Write each record again exactly as it stands.

## begin Records for processing

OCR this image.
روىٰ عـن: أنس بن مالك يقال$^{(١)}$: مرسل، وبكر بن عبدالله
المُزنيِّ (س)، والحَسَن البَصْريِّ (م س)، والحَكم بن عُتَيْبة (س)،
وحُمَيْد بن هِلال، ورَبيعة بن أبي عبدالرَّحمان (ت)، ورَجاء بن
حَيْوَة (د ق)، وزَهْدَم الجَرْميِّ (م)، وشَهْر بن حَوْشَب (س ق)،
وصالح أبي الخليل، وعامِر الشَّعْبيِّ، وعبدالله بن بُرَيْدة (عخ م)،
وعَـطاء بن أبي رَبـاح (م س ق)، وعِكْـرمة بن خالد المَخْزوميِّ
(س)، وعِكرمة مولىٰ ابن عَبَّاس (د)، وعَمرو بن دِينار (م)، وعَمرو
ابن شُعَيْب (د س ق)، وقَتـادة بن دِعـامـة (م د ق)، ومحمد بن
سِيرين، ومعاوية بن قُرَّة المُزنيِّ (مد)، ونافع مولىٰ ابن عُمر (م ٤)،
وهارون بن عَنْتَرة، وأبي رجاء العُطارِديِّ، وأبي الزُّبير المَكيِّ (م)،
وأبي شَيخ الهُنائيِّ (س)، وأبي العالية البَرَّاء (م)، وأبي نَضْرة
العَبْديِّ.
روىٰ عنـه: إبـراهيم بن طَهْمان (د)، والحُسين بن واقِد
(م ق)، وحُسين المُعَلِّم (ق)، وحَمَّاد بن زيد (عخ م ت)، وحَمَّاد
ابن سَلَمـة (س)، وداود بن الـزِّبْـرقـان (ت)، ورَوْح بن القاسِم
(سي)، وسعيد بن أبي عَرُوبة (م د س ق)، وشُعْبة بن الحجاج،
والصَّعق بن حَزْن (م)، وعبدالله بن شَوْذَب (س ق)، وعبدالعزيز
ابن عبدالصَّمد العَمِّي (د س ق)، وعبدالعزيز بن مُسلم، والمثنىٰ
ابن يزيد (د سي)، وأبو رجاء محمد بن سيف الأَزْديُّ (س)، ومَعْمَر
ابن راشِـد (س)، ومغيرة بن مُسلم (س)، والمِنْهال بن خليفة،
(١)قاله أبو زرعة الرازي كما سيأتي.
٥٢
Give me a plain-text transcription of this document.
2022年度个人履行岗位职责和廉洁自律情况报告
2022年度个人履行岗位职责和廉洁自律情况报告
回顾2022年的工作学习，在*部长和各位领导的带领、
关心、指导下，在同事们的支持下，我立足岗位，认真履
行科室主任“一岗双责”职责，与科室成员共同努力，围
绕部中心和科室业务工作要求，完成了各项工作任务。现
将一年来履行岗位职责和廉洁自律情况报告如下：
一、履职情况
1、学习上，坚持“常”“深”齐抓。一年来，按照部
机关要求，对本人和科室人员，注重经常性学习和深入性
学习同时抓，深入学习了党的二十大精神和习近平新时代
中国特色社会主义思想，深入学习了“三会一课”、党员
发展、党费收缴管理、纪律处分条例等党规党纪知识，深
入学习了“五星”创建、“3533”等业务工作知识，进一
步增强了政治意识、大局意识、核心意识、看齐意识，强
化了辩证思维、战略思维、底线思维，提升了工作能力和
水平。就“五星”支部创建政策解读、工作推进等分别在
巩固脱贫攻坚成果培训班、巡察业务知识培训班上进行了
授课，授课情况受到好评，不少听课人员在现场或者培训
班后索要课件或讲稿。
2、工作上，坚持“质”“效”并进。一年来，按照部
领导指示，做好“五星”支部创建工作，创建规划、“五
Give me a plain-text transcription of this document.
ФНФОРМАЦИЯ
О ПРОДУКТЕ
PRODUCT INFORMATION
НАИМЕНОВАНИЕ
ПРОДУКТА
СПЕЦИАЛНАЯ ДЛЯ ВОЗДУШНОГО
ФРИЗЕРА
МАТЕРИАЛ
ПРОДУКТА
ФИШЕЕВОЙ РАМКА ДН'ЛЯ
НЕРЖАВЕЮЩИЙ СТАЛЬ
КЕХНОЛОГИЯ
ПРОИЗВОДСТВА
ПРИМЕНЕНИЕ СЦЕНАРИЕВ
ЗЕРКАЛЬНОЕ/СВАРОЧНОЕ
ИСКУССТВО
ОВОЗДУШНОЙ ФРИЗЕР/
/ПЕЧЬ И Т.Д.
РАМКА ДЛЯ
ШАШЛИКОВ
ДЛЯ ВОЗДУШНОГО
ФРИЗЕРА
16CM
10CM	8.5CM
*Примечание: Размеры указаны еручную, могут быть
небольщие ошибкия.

## end Records for processing

■ Reply:
OCR this image.
روىٰ عـن: أنس بن مالك يقال$^{(١)}$: مرسل، وبكر بن عبدالله
المُزنيِّ (س)، والحَسَن البَصْريِّ (م س)، والحَكم بن عُتَيْبة (س)،
وحُمَيْد بن هِلال، ورَبيعة بن أبي عبدالرَّحمان (ت)، ورَجاء بن
حَيْوَة (د ق)، وزَهْدَم الجَرْميِّ (م)، وشَهْر بن حَوْشَب (س ق)،
وصالح أبي الخليل، وعامِر الشَّعْبيِّ، وعبدالله بن بُرَيْدة (عخ م)،
وعَـطاء بن أبي رَبـاح (م س ق)، وعِكْـرمة بن خالد المَخْزوميِّ
(س)، وعِكرمة مولىٰ ابن عَبَّاس (د)، وعَمرو بن دِينار (م)، وعَمرو
ابن شُعَيْب (د س ق)، وقَتـادة بن دِعـامـة (م د ق)، ومحمد بن
سِيرين، ومعاوية بن قُرَّة المُزنيِّ (مد)، ونافع مولىٰ ابن عُمر (م ٤)،
وهارون بن عَنْتَرة، وأبي رجاء العُطارِديِّ، وأبي الزُّبير المَكيِّ (م)،
وأبي شَيخ الهُنائيِّ (س)، وأبي العالية البَرَّاء (م)، وأبي نَضْرة
العَبْديِّ.
روىٰ عنـه: إبـراهيم بن طَهْمان (د)، والحُسين بن واقِد
(م ق)، وحُسين المُعَلِّم (ق)، وحَمَّاد بن زيد (عخ م ت)، وحَمَّاد
ابن سَلَمـة (س)، وداود بن الـزِّبْـرقـان (ت)، ورَوْح بن القاسِم
(سي)، وسعيد بن أبي عَرُوبة (م د س ق)، وشُعْبة بن الحجاج،
والصَّعق بن حَزْن (م)، وعبدالله بن شَوْذَب (س ق)، وعبدالعزيز
ابن عبدالصَّمد العَمِّي (د س ق)، وعبدالعزيز بن مُسلم، والمثنىٰ
ابن يزيد (د سي)، وأبو رجاء محمد بن سيف الأَزْديُّ (س)، ومَعْمَر
ابن راشِـد (س)، ومغيرة بن مُسلم (س)، والمِنْهال بن خليفة،
(١)قاله أبو زرعة الرازي كما سيأتي.
٥٢
Give me a plain-text transcription of this document.
2022年度个人履行岗位职责和廉洁自律情况报告
2022年度个人履行岗位职责和廉洁自律情况报告
回顾2022年的工作学习，在*部长和各位领导的带领、
关心、指导下，在同事们的支持下，我立足岗位，认真履
行科室主任“一岗双责”职责，与科室成员共同努力，围
绕部中心和科室业务工作要求，完成了各项工作任务。现
将一年来履行岗位职责和廉洁自律情况报告如下：
一、履职情况
1、学习上，坚持“常”“深”齐抓。一年来，按照部
机关要求，对本人和科室人员，注重经常性学习和深入性
学习同时抓，深入学习了党的二十大精神和习近平新时代
中国特色社会主义思想，深入学习了“三会一课”、党员
发展、党费收缴管理、纪律处分条例等党规党纪知识，深
入学习了“五星”创建、“3533”等业务工作知识，进一
步增强了政治意识、大局意识、核心意识、看齐意识，强
化了辩证思维、战略思维、底线思维，提升了工作能力和
水平。就“五星”支部创建政策解读、工作推进等分别在
巩固脱贫攻坚成果培训班、巡察业务知识培训班上进行了
授课，授课情况受到好评，不少听课人员在现场或者培训
班后索要课件或讲稿。
2、工作上，坚持“质”“效”并进。一年来，按照部
领导指示，做好“五星”支部创建工作，创建规划、“五
Give me a plain-text transcription of this document.
ФНФОРМАЦИЯ
О ПРОДУКТЕ
PRODUCT INFORMATION
НАИМЕНОВАНИЕ
ПРОДУКТА
СПЕЦИАЛНАЯ ДЛЯ ВОЗДУШНОГО
ФРИЗЕРА
МАТЕРИАЛ
ПРОДУКТА
ФИШЕЕВОЙ РАМКА ДН'ЛЯ
НЕРЖАВЕЮЩИЙ СТАЛЬ
КЕХНОЛОГИЯ
ПРОИЗВОДСТВА
ПРИМЕНЕНИЕ СЦЕНАРИЕВ
ЗЕРКАЛЬНОЕ/СВАРОЧНОЕ
ИСКУССТВО
ОВОЗДУШНОЙ ФРИЗЕР/
/ПЕЧЬ И Т.Д.
РАМКА ДЛЯ
ШАШЛИКОВ
ДЛЯ ВОЗДУШНОГО
ФРИЗЕРА
16CM
10CM	8.5CM
*Примечание: Размеры указаны еручную, могут быть
небольщие ошибкия.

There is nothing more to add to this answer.